Lawmakers on both sides of the aisle, along with the Trump administration, decry the current state of the corporate tax system. Yet, none of the current proposals address the major problems facing Americans today — offshoring, mechanization and the resulting rise in unemployment. We offer a plan that addresses these critical issues and could achieve widespread bipartisan support.
The current corporate tax code is counterproductive. Designed in the early 20th Century, corporate taxes initially addressed the gross inequities during the age of the robber barons. It was an afterthought that this new tax would provide substantial revenues, though after World War I, the federal government was hooked.
{mosads}It was yet another afterthought that corporate taxation significantly impacts the structure of the economy. Our present system encourages both offshoring and automation by taxing corporate profits irrespective of how and where they are earned. These problems hurt Americans and cost the government hundreds of billions of dollars.
It is time to use the corporate tax to strengthen the American economy and society.
Our proposal ties the tax rate to companies’ employment of American workers. We recommend a 25-percent, top-tier rate (a globally competitive rate) that can decrease to as low as 5 percent, depending on each individual corporate tax payer’s job creation performance.
Each firm would compute the following ratio — U.S. employment costs (i.e wages and benefits to American employees) divided by revenues (i.e profits from sales at home and abroad).

**GIVEN REQUEST 1**
In one to three sentences, explain why the corporate tax article says the present system encourages offshoring and automation.
**GIVEN REQUEST 2**
Write the next part of the corporate tax article, picking up after its last sentence.

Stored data
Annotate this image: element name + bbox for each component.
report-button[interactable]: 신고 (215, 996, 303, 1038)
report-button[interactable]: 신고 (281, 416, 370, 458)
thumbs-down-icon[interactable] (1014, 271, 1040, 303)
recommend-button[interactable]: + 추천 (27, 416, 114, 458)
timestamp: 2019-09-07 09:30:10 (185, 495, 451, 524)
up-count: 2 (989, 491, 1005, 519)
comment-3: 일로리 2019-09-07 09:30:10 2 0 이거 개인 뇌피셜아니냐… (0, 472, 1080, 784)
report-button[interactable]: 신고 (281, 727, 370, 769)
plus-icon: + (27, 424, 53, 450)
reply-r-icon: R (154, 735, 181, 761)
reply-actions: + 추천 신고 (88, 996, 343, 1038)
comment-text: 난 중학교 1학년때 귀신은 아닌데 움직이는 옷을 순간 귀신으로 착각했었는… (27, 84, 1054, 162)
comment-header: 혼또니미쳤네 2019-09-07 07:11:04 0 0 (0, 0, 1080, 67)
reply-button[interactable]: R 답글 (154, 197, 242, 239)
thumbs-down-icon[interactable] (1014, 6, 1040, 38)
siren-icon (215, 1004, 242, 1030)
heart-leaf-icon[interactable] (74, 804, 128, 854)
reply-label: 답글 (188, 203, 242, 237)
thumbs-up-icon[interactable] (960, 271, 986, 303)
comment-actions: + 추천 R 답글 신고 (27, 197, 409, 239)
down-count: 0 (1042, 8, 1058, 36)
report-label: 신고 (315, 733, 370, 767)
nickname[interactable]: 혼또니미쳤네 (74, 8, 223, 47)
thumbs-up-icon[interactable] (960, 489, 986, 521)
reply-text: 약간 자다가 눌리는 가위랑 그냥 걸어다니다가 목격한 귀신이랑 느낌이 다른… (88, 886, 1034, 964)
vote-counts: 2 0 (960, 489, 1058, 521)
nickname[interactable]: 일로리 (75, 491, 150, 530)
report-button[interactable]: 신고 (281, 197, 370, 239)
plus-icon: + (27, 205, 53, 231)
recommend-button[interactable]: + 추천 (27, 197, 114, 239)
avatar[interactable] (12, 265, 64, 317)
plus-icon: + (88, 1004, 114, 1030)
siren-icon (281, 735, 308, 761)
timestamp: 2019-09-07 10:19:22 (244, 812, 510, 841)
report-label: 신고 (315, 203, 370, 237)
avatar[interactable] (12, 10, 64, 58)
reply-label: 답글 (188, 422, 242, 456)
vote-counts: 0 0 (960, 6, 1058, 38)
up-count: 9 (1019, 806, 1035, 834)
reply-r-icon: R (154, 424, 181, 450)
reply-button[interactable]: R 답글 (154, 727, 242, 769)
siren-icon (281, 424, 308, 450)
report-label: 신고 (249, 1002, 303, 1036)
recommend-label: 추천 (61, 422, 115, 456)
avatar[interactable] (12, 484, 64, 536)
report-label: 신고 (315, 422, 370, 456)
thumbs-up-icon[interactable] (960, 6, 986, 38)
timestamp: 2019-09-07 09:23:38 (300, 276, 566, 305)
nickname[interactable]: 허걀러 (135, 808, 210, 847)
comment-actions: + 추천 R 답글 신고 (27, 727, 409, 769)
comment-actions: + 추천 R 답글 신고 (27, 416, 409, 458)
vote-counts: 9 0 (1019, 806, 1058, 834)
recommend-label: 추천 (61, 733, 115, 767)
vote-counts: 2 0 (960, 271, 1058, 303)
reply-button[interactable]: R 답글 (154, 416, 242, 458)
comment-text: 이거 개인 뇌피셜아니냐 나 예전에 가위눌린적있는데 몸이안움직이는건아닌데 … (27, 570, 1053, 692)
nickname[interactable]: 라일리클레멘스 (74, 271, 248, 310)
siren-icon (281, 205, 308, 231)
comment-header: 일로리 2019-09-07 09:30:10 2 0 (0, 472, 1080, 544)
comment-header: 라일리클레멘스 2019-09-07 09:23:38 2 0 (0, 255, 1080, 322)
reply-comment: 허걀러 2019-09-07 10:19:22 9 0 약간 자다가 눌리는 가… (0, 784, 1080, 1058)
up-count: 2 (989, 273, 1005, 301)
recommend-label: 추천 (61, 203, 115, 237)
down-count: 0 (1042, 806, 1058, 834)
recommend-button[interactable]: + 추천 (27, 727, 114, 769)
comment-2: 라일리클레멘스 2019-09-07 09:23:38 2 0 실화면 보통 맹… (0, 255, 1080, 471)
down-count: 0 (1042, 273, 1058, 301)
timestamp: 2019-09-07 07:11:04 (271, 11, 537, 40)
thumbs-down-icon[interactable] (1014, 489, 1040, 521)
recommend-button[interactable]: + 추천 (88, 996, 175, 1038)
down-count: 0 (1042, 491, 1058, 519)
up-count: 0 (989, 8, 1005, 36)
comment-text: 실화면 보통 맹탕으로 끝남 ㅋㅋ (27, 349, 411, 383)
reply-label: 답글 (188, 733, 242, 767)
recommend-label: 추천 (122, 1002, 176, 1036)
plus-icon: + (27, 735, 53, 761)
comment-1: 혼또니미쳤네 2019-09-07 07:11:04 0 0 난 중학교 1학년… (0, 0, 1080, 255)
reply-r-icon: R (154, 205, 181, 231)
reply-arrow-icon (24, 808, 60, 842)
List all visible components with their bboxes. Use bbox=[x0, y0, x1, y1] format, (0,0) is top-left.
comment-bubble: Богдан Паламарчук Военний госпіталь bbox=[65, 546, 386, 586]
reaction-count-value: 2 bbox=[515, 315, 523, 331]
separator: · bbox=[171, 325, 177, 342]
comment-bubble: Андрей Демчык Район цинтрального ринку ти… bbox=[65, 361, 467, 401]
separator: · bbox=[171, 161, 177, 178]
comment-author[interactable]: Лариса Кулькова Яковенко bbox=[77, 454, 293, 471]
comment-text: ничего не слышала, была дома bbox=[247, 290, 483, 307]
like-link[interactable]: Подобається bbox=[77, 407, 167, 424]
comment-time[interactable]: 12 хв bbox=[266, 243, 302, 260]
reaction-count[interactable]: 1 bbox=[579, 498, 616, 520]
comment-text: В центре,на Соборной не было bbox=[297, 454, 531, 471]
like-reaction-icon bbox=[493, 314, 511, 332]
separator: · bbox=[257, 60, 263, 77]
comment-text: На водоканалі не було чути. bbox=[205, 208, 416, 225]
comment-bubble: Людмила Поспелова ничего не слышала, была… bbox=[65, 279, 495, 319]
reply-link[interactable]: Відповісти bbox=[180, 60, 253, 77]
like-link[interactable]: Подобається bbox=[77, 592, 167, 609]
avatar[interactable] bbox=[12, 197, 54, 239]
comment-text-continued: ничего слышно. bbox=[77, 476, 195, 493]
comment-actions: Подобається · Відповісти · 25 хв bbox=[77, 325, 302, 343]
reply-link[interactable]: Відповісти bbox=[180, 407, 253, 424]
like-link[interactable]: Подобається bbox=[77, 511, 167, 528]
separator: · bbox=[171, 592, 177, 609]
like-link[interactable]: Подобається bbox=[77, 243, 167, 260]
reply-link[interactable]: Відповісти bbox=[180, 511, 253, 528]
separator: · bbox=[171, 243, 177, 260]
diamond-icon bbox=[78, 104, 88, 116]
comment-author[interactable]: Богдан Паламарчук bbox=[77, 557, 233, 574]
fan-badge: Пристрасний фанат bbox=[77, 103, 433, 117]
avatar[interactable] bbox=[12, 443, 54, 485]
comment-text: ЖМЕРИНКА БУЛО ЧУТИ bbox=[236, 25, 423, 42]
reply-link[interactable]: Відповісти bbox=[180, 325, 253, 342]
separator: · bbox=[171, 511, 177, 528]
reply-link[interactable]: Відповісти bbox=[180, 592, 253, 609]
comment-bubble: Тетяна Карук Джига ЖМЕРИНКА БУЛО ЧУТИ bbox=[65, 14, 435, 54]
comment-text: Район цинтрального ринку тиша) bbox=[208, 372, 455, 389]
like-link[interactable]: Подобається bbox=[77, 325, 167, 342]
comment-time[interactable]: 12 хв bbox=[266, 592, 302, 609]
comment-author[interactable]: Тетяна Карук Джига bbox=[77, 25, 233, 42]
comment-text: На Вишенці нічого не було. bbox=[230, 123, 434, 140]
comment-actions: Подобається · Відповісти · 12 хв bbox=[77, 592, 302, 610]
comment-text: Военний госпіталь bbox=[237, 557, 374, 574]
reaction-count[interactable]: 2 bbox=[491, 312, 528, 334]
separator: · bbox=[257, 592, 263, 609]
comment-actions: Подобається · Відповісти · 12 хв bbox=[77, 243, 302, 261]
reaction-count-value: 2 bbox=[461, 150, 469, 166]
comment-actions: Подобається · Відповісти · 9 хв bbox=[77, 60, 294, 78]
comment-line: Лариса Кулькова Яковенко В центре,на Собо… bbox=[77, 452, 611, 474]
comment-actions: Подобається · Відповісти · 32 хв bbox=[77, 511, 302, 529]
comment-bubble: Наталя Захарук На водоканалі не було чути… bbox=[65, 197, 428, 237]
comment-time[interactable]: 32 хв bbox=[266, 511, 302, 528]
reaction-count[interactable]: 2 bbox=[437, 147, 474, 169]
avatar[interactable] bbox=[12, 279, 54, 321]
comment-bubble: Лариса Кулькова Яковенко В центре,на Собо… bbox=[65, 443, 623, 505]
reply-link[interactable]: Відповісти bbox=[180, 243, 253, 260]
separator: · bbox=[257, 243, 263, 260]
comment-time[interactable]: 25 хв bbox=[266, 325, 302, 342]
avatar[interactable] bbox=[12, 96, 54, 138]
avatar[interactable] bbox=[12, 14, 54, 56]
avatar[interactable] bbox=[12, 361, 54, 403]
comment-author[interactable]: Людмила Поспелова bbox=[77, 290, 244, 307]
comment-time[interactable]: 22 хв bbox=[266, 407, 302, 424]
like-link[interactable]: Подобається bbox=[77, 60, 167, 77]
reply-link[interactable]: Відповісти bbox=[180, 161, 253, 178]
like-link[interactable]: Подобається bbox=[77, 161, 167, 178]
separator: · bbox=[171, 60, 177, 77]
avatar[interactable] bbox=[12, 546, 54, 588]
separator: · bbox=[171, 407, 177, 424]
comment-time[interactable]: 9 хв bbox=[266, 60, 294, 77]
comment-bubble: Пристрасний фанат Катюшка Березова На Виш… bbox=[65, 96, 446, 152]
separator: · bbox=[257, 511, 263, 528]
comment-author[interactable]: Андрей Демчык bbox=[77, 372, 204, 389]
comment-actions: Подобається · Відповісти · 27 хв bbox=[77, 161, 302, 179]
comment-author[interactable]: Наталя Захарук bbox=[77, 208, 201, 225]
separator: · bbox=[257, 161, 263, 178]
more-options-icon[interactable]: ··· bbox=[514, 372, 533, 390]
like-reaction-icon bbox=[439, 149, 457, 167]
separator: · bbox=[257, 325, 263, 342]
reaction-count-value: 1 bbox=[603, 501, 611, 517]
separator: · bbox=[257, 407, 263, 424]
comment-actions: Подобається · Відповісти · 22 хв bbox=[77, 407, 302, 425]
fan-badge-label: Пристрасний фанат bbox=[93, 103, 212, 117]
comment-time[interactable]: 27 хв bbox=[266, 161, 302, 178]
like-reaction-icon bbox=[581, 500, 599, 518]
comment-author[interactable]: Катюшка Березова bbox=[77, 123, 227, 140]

**RESULT 1**
The present system encourages offshoring and automation because it taxes corporate profits irrespective of how and where they are earned. These problems hurt Americans and cost the government hundreds of billions of dollars.

**RESULT 2**
Here are the details:
For each decile above the median U.S.-employment-costs-to-revenues ratio, the tax rate would decrease by four percentage points. Firms that are between the 40-50 percent decile would pay taxes at a rate of 21 percent. Firms in the top decile would pay just 5 percent.
By the end of December, the IRS would announce the prospective ratios based on previous corporate returns filed by Sep. 15. Any tax saved by the decrease in rate below 25 percent would need to be paid out in dividends (payments to shareholders) within three tax years, if not reinvested in the business.
If these dividends are sent to a tax-exempt entity, they would be subject to the Unrelated Business Taxable Income (UBTI) at a 25 percent rate. Our plan joins the House and Trump plans to close loopholes to allow for lower tax rates without decreasing federal revenues. It mandates that the U.S. use a territorial definition of taxable income.
Three additional specifications to consider:
First, this system should be resistant to loopholes because personal income tax withholding captures employee costs (through records of salaries and benefits separately reported to the IRS). Second, this system accommodates out-sourcing, as vendors would report their own U.S.-employee-cost-to-revenue ratios.
Lastly, this system would provide an incentive against rising U.S. income inequality by computing the U.S.-employment-cost-to-revenue ratio only for salary and bonus costs up to $250,000, indexed for inflation.
Why our proposed system is better:
Encouraging employment via targeted enterprise zones or specific labor groups is ineffective. Heavily regulated and subject to substantial compliance costs for small and medium-sized businesses, these programs often just shift jobs from place to place. Our corporate tax plan would encourage businesses, large and small, to employ Americans.
So-called border taxes will raise money but might not create jobs. These tax proposals affect the import/export sector, which accounts for only 15 percent of the economy. Our model benefits the entire economy.
Unlike tariffs and other barriers to trade, this is not a “beggar thy neighbor” approach. The entire world income pie can grow, as each country nourishes and benefits from its internal labor market.
Companies, such as Intel and others, might complain that they need embedded tax benefits for equipment to compete with Samsung and Taiwan Semiconductor, which receive long-term subsidized loans from their governments. We are sympathetic. However, if there’s a need for specific subsidies, let it be explicitly debated and legislated for all to see.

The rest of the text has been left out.